Data listing:
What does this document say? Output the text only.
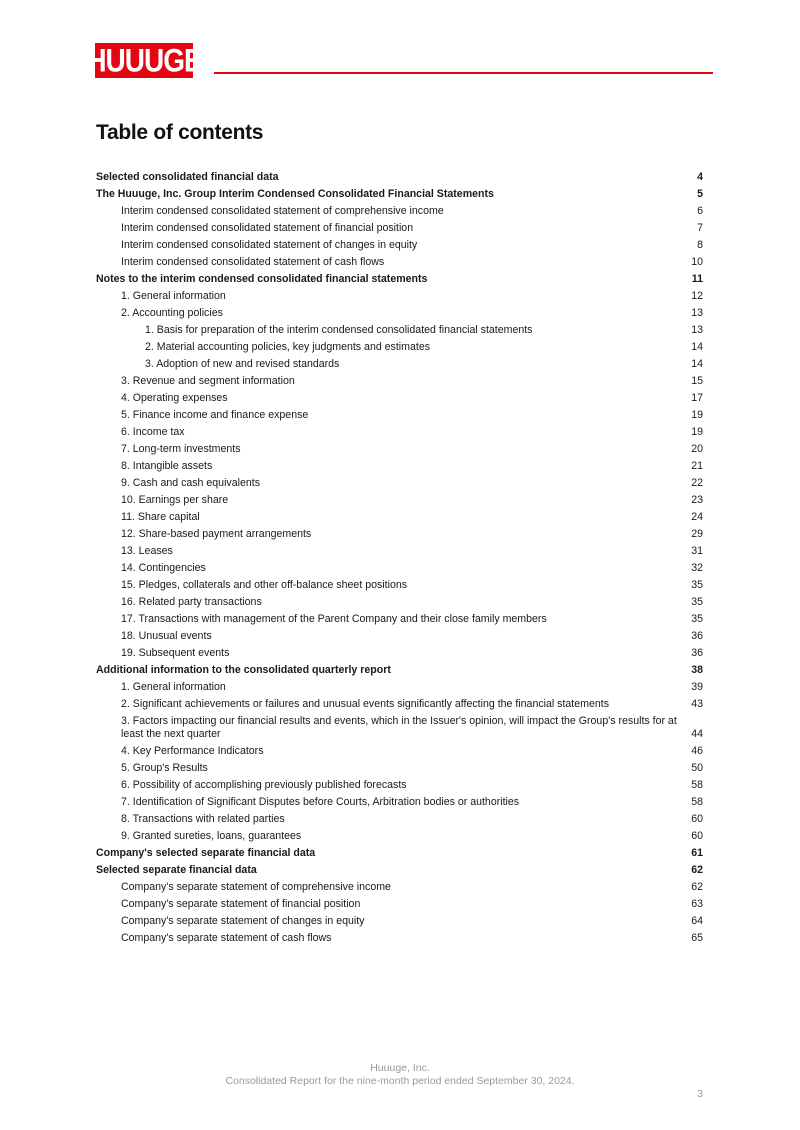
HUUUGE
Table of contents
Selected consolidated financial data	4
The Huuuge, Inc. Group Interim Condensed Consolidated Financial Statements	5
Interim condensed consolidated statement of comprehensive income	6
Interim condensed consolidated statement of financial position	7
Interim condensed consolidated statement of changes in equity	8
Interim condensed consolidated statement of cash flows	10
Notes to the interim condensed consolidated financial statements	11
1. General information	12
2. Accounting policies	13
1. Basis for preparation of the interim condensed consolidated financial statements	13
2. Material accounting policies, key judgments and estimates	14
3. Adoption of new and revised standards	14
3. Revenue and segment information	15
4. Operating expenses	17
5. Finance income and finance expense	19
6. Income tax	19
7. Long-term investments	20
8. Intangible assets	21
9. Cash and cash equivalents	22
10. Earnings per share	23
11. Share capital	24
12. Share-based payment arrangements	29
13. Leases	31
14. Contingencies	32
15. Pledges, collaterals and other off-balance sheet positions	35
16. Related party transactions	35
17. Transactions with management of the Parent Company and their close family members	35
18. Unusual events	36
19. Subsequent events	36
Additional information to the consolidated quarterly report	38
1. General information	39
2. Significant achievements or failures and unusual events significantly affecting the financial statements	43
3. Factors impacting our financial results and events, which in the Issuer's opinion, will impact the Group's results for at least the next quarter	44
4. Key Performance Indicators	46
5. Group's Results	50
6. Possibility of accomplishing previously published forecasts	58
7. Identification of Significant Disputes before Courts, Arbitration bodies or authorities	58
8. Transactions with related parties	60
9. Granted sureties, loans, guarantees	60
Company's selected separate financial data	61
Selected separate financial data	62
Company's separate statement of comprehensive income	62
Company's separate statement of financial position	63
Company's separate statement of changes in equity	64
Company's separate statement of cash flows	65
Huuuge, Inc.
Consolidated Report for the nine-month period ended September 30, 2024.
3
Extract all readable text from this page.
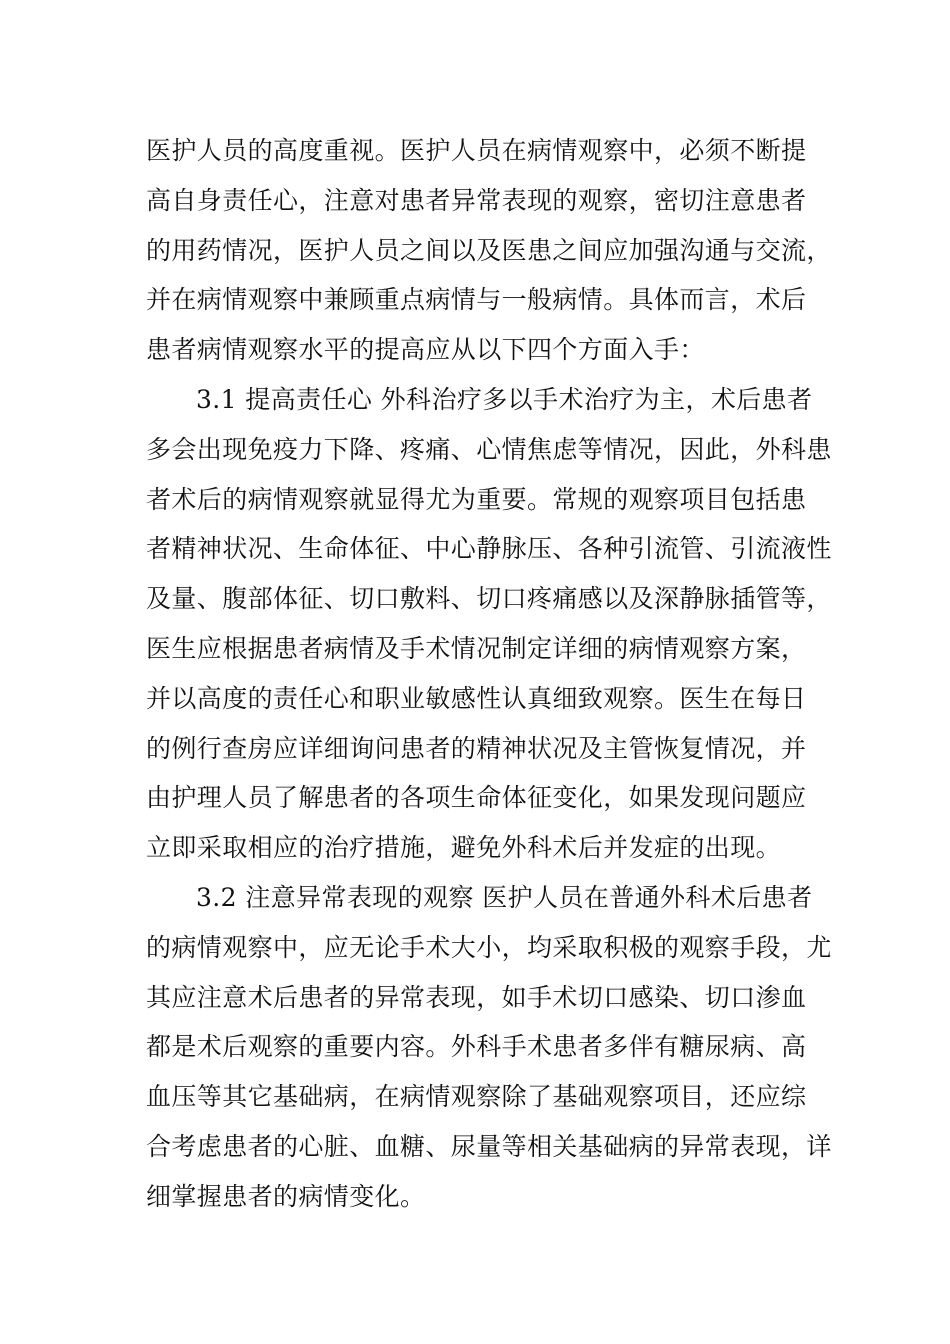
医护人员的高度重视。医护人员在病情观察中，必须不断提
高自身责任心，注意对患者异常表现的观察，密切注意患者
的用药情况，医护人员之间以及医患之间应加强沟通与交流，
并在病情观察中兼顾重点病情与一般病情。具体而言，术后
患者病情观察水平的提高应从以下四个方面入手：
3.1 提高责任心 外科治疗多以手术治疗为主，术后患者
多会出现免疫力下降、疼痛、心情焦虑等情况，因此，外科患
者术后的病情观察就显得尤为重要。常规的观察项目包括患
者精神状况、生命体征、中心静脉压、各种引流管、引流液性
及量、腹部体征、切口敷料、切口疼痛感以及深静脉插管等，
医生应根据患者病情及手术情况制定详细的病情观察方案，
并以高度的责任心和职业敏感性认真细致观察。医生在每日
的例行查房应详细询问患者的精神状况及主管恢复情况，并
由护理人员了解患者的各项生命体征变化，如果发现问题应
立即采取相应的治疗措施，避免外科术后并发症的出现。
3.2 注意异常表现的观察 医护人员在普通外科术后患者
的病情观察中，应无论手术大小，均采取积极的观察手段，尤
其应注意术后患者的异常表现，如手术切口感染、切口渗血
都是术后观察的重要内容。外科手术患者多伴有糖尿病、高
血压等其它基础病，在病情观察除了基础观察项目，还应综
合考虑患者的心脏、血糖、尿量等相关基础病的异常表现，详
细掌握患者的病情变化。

Exercise details:
Read the data above and pull out each line that holds the string "equity".

Result for this exercise:
Interim condensed consolidated statement of changes in equity	8
Company's separate statement of changes in equity	64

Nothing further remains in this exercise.